Saved entries:
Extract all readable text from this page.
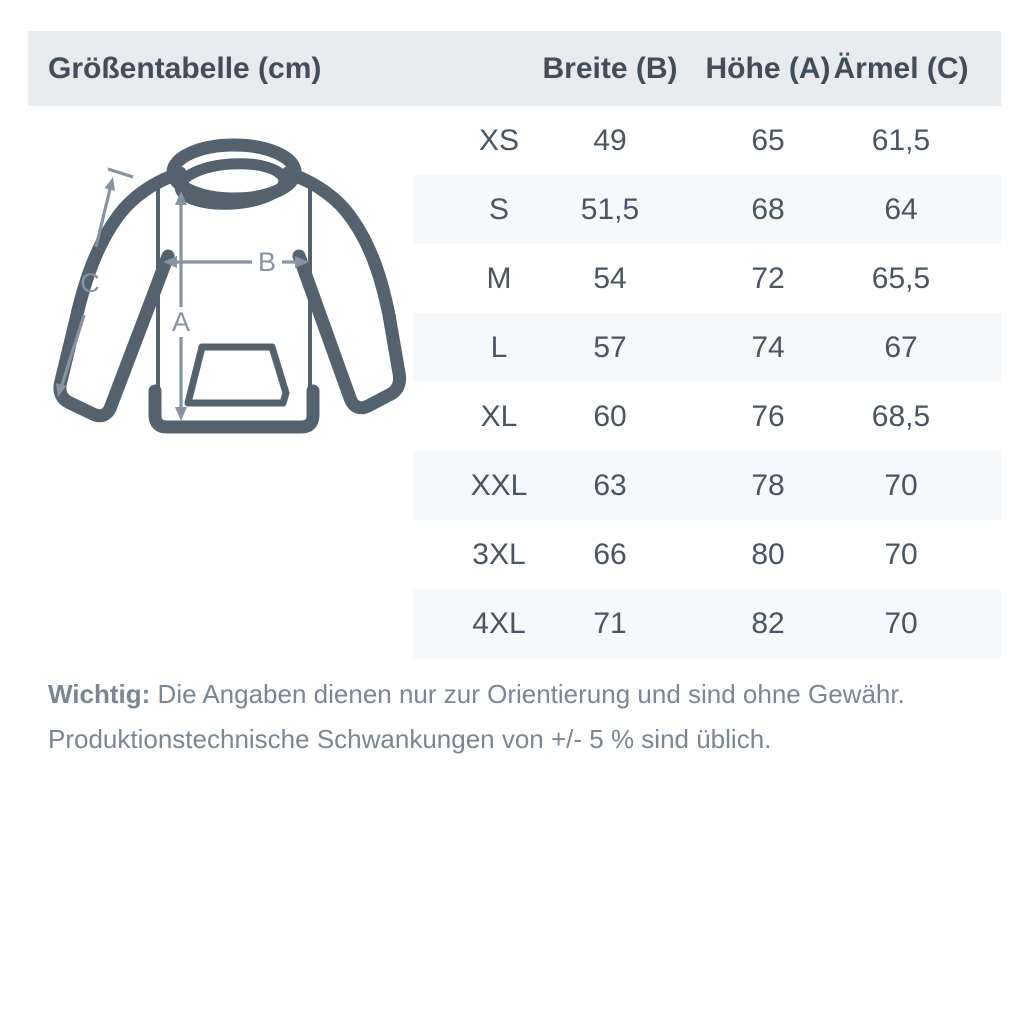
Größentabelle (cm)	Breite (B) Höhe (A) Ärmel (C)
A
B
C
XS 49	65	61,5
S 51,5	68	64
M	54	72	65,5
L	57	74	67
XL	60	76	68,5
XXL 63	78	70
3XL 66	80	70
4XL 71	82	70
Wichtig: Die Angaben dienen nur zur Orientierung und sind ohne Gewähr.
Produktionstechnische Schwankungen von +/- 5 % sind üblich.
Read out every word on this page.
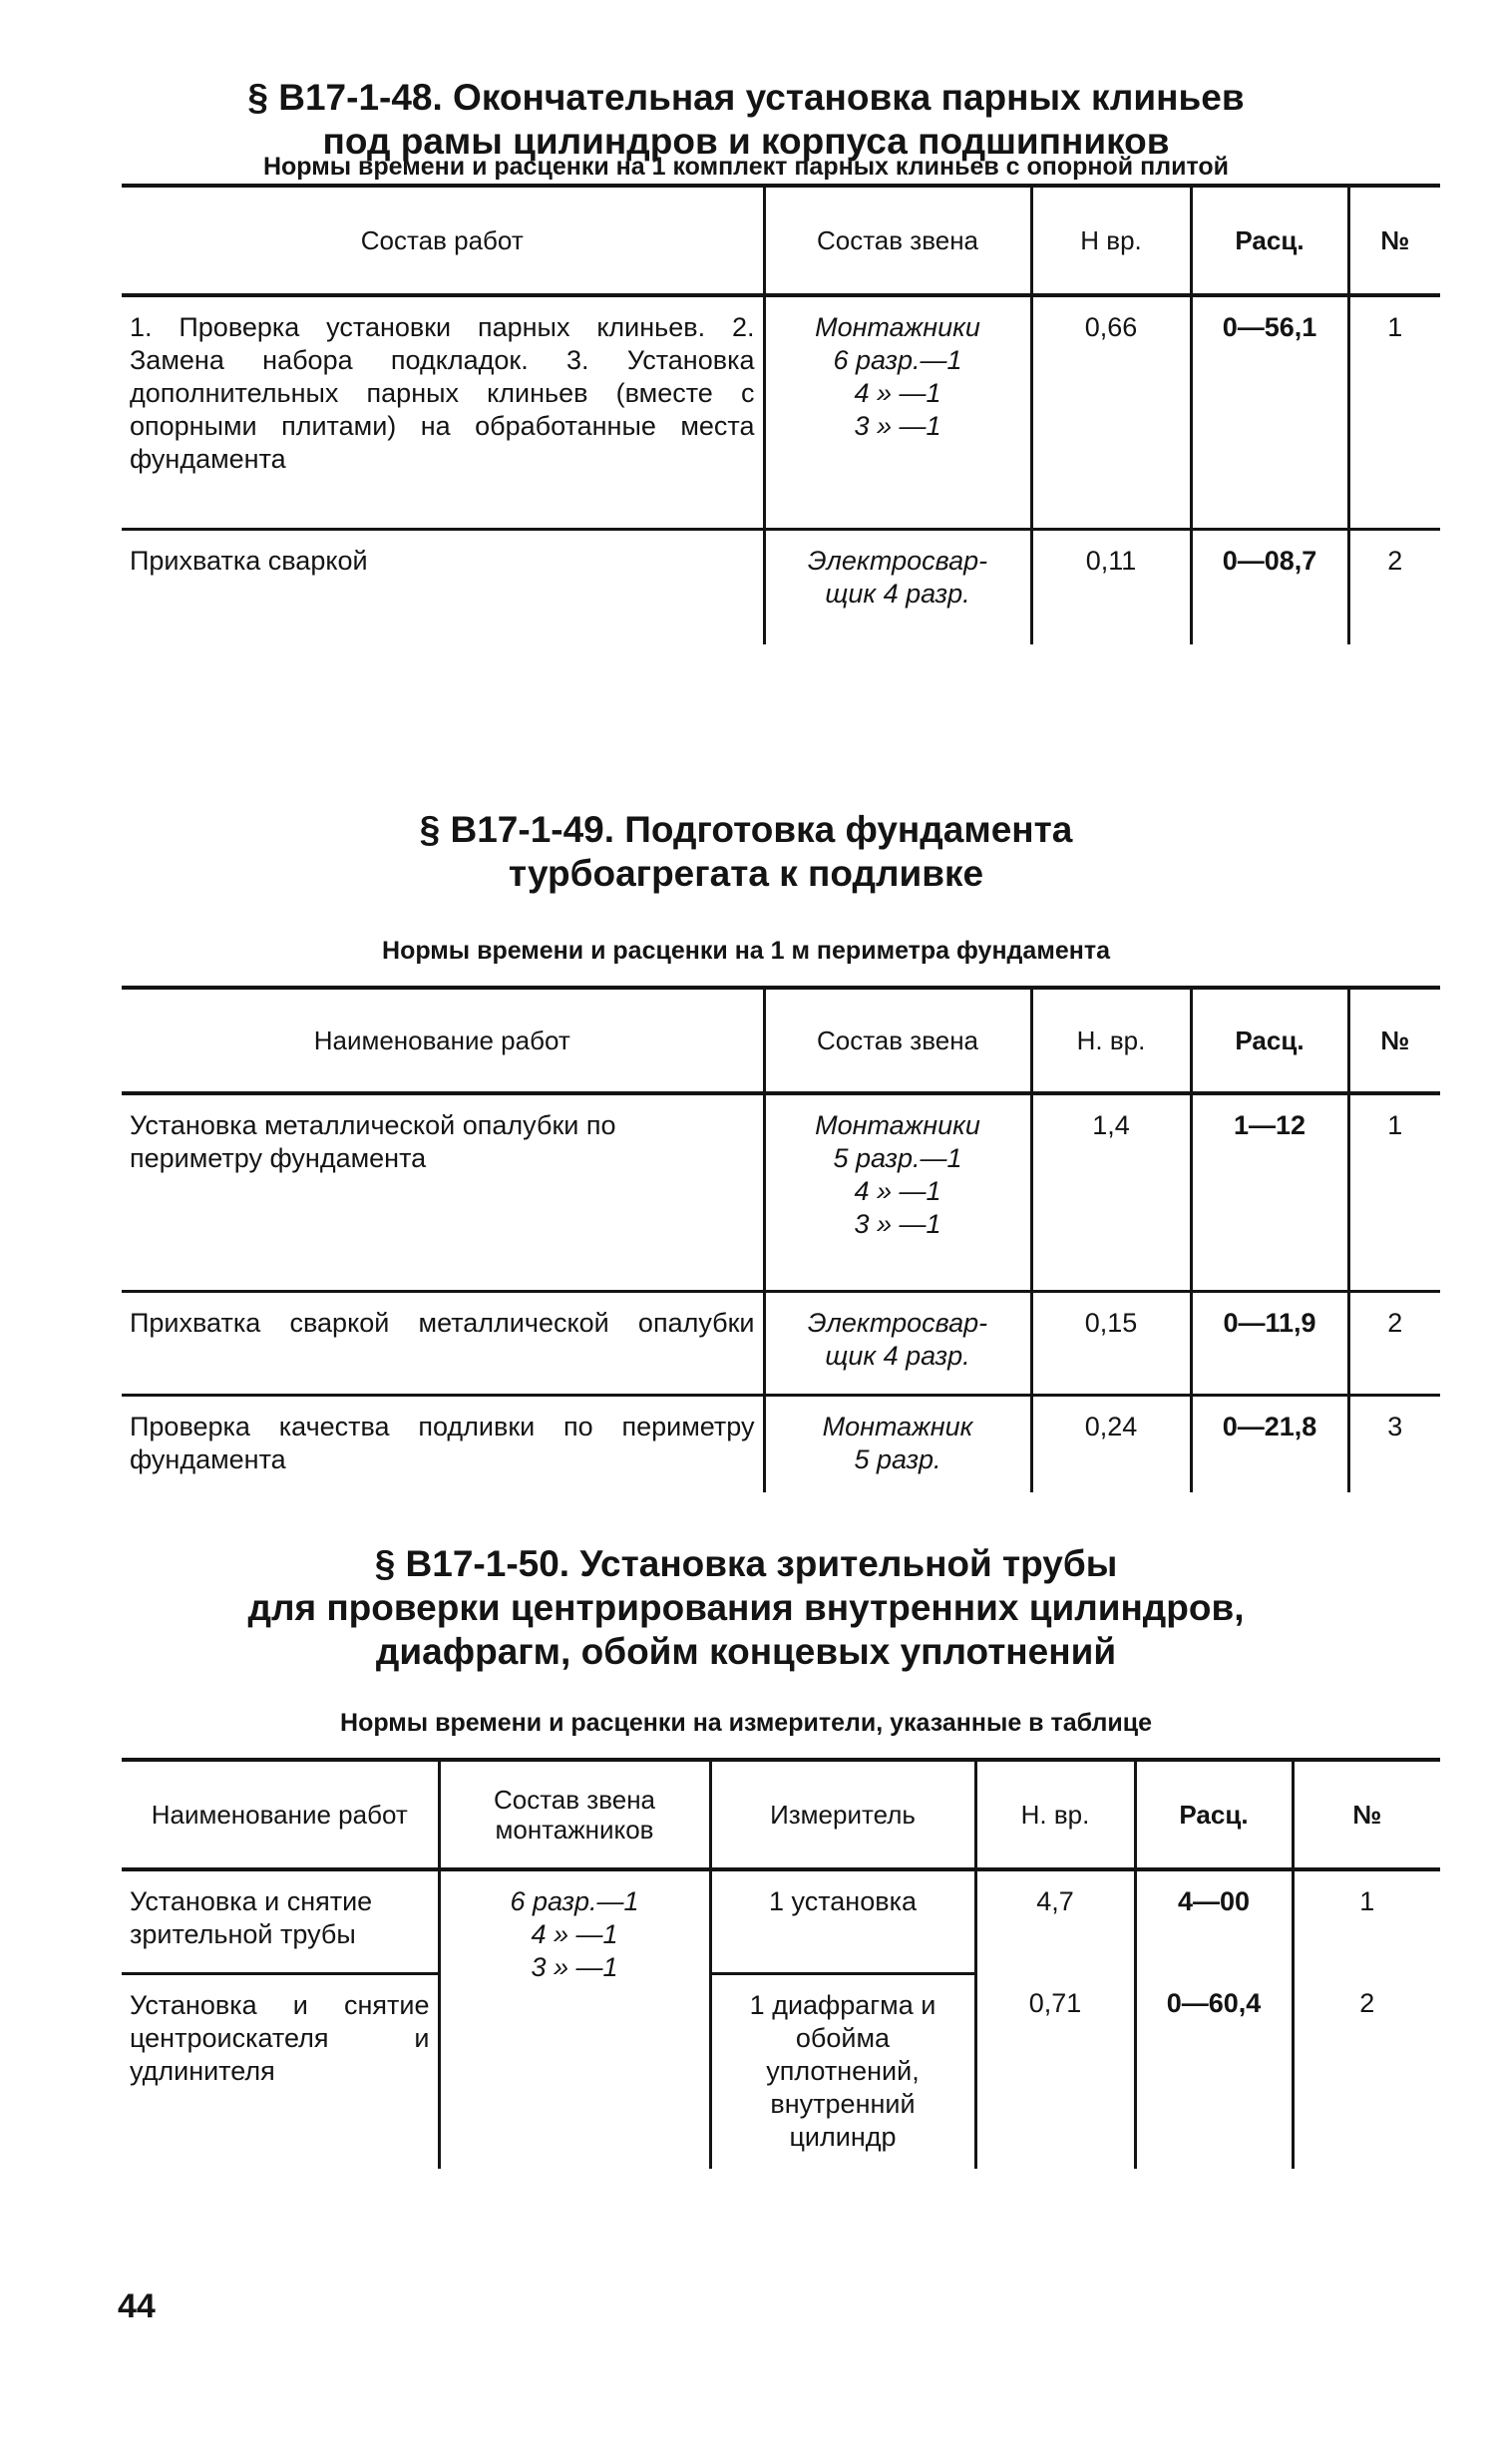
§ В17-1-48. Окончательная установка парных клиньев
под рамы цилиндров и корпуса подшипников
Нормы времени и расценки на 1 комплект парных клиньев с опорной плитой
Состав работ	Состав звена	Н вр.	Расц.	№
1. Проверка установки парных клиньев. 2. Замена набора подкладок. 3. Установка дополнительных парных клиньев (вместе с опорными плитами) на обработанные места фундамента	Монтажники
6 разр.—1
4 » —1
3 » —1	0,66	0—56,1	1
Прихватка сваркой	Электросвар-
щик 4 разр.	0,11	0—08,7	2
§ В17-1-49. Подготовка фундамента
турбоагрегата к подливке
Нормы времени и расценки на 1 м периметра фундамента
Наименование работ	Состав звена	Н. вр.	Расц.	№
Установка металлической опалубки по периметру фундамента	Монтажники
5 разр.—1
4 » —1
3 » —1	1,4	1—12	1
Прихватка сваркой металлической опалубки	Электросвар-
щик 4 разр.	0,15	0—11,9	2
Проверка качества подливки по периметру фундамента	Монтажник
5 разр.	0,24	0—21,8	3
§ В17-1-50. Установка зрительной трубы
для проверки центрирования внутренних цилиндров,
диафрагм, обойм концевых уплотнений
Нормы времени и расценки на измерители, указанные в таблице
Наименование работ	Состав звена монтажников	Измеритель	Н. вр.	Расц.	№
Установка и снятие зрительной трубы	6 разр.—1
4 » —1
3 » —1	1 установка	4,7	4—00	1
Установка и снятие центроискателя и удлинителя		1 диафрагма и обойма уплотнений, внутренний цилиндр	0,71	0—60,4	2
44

=== Your goal ===
Your task is to repeat the material above exactly, without its pictures.

=== Answer for the task ===
Extract all readable text from this page.
Größentabelle (cm)	Breite (B) Höhe (A) Ärmel (C)
A
B
C
XS 49	65	61,5
S 51,5	68	64
M	54	72	65,5
L	57	74	67
XL	60	76	68,5
XXL 63	78	70
3XL 66	80	70
4XL 71	82	70
Wichtig: Die Angaben dienen nur zur Orientierung und sind ohne Gewähr.
Produktionstechnische Schwankungen von +/- 5 % sind üblich.
Read out every word on this page.
§ В17-1-48. Окончательная установка парных клиньев
под рамы цилиндров и корпуса подшипников
Нормы времени и расценки на 1 комплект парных клиньев с опорной плитой
Состав работ	Состав звена	Н вр.	Расц.	№
1. Проверка установки парных клиньев. 2. Замена набора подкладок. 3. Установка дополнительных парных клиньев (вместе с опорными плитами) на обработанные места фундамента	Монтажники
6 разр.—1
4 » —1
3 » —1	0,66	0—56,1	1
Прихватка сваркой	Электросвар-
щик 4 разр.	0,11	0—08,7	2
§ В17-1-49. Подготовка фундамента
турбоагрегата к подливке
Нормы времени и расценки на 1 м периметра фундамента
Наименование работ	Состав звена	Н. вр.	Расц.	№
Установка металлической опалубки по периметру фундамента	Монтажники
5 разр.—1
4 » —1
3 » —1	1,4	1—12	1
Прихватка сваркой металлической опалубки	Электросвар-
щик 4 разр.	0,15	0—11,9	2
Проверка качества подливки по периметру фундамента	Монтажник
5 разр.	0,24	0—21,8	3
§ В17-1-50. Установка зрительной трубы
для проверки центрирования внутренних цилиндров,
диафрагм, обойм концевых уплотнений
Нормы времени и расценки на измерители, указанные в таблице
Наименование работ	Состав звена монтажников	Измеритель	Н. вр.	Расц.	№
Установка и снятие зрительной трубы	6 разр.—1
4 » —1
3 » —1	1 установка	4,7	4—00	1
Установка и снятие центроискателя и удлинителя		1 диафрагма и обойма уплотнений, внутренний цилиндр	0,71	0—60,4	2
44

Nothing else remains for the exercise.